Given request:
Wherever the string "Noise" appears in a line, extract that line.

#### Dataset records

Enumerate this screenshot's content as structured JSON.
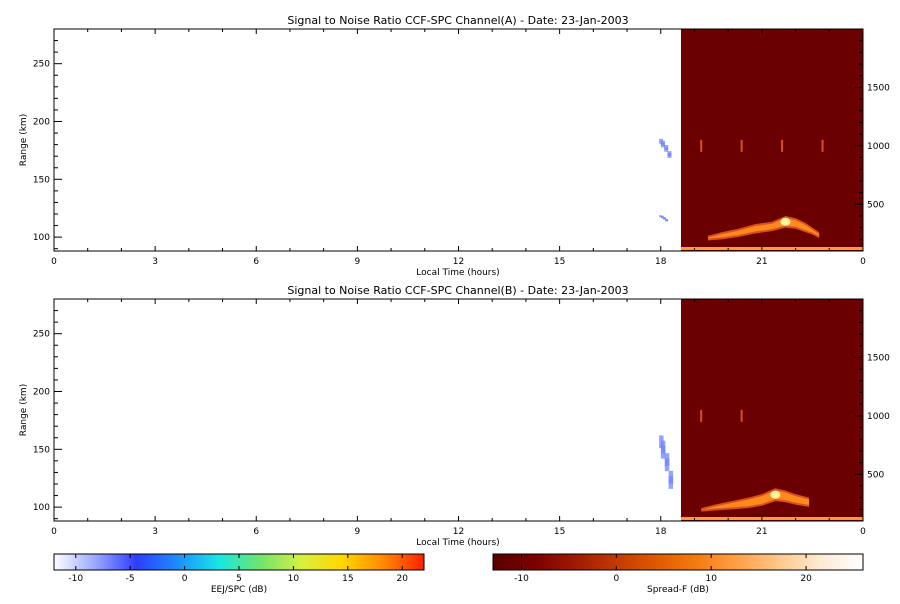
{
  "colors": {
    "background": "#ffffff",
    "spread_f_fill": "#6b0000",
    "echo_core": "#fff2a0",
    "echo_mid": "#ff8a1e",
    "echo_edge": "#d9501a",
    "bottom_band": "#ff9a30",
    "ejj_echo": "#6f86ff",
    "axis": "#000000"
  },
  "chart_data": [
    {
      "type": "heatmap",
      "title": "Signal to Noise Ratio CCF-SPC Channel(A) - Date: 23-Jan-2003",
      "xlabel": "Local Time (hours)",
      "ylabel": "Range (km)",
      "x_ticks": [
        "0",
        "3",
        "6",
        "9",
        "12",
        "15",
        "18",
        "21",
        "0"
      ],
      "y_ticks": [
        "100",
        "150",
        "200",
        "250"
      ],
      "y2_ticks": [
        "500",
        "1000",
        "1500"
      ],
      "xlim": [
        0,
        24
      ],
      "ylim": [
        88,
        280
      ],
      "y2lim": [
        100,
        2000
      ],
      "spread_f_region": {
        "x_start": 18.6,
        "x_end": 24
      },
      "ejj_echo_patches": [
        {
          "x": [
            17.95,
            18.3
          ],
          "y": [
            168,
            185
          ],
          "intensity_db": -8
        },
        {
          "x": [
            17.95,
            18.2
          ],
          "y": [
            112,
            119
          ],
          "intensity_db": -7
        }
      ],
      "spread_f_echo": {
        "x": [
          19.4,
          19.8,
          20.3,
          20.8,
          21.3,
          21.7,
          22.0,
          22.3,
          22.5,
          22.7
        ],
        "y2_top": [
          230,
          260,
          290,
          330,
          350,
          400,
          380,
          340,
          300,
          260
        ],
        "y2_bottom": [
          190,
          200,
          220,
          250,
          270,
          300,
          290,
          260,
          240,
          210
        ],
        "peak_db": 24
      },
      "spread_f_vertical_bins": [
        19.2,
        20.4,
        21.6,
        22.8
      ],
      "spread_f_bin_y2": 1000
    },
    {
      "type": "heatmap",
      "title": "Signal to Noise Ratio CCF-SPC Channel(B) - Date: 23-Jan-2003",
      "xlabel": "Local Time (hours)",
      "ylabel": "Range (km)",
      "x_ticks": [
        "0",
        "3",
        "6",
        "9",
        "12",
        "15",
        "18",
        "21",
        "0"
      ],
      "y_ticks": [
        "100",
        "150",
        "200",
        "250"
      ],
      "y2_ticks": [
        "500",
        "1000",
        "1500"
      ],
      "xlim": [
        0,
        24
      ],
      "ylim": [
        88,
        280
      ],
      "y2lim": [
        100,
        2000
      ],
      "spread_f_region": {
        "x_start": 18.6,
        "x_end": 24
      },
      "ejj_echo_patches": [
        {
          "x": [
            17.95,
            18.35
          ],
          "y": [
            118,
            162
          ],
          "intensity_db": -8
        }
      ],
      "spread_f_echo": {
        "x": [
          19.2,
          19.6,
          20.1,
          20.6,
          21.0,
          21.4,
          21.7,
          22.0,
          22.4
        ],
        "y2_top": [
          210,
          240,
          270,
          300,
          330,
          380,
          360,
          330,
          300
        ],
        "y2_bottom": [
          180,
          190,
          200,
          210,
          230,
          270,
          260,
          240,
          220
        ],
        "peak_db": 24
      },
      "spread_f_vertical_bins": [
        19.2,
        20.4
      ],
      "spread_f_bin_y2": 1000
    }
  ],
  "colorbars": [
    {
      "label": "EEJ/SPC (dB)",
      "ticks": [
        "-10",
        "-5",
        "0",
        "5",
        "10",
        "15",
        "20"
      ],
      "range": [
        -12,
        22
      ],
      "stops": [
        "#ffffff",
        "#9aa8ff",
        "#2d3dff",
        "#1e8cff",
        "#18e6e6",
        "#6ee46e",
        "#d6f040",
        "#ffd800",
        "#ff8a00",
        "#ff2000"
      ]
    },
    {
      "label": "Spread-F (dB)",
      "ticks": [
        "-10",
        "0",
        "10",
        "20"
      ],
      "range": [
        -13,
        26
      ],
      "stops": [
        "#5a0000",
        "#7a0000",
        "#a01a00",
        "#c23a00",
        "#e05a00",
        "#f67d12",
        "#ffa24a",
        "#ffc98e",
        "#ffebd4",
        "#ffffff"
      ]
    }
  ]
}
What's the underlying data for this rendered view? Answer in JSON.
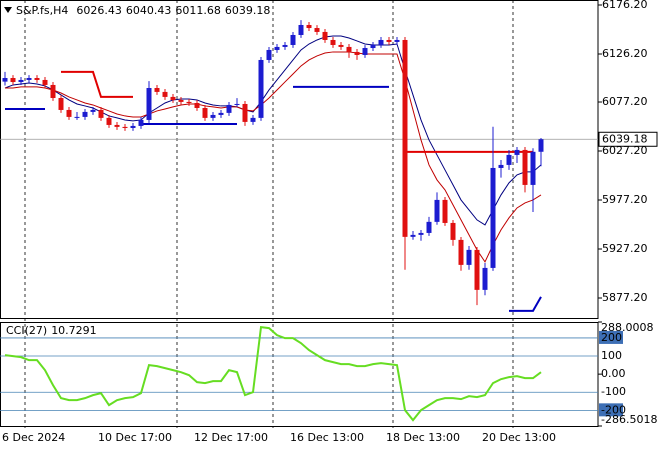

########

Response to the task:
      "title": "Signal to Noise Ratio CCF-SPC Channel(A) - Date: 23-Jan-2003",
      "title": "Signal to Noise Ratio CCF-SPC Channel(B) - Date: 23-Jan-2003",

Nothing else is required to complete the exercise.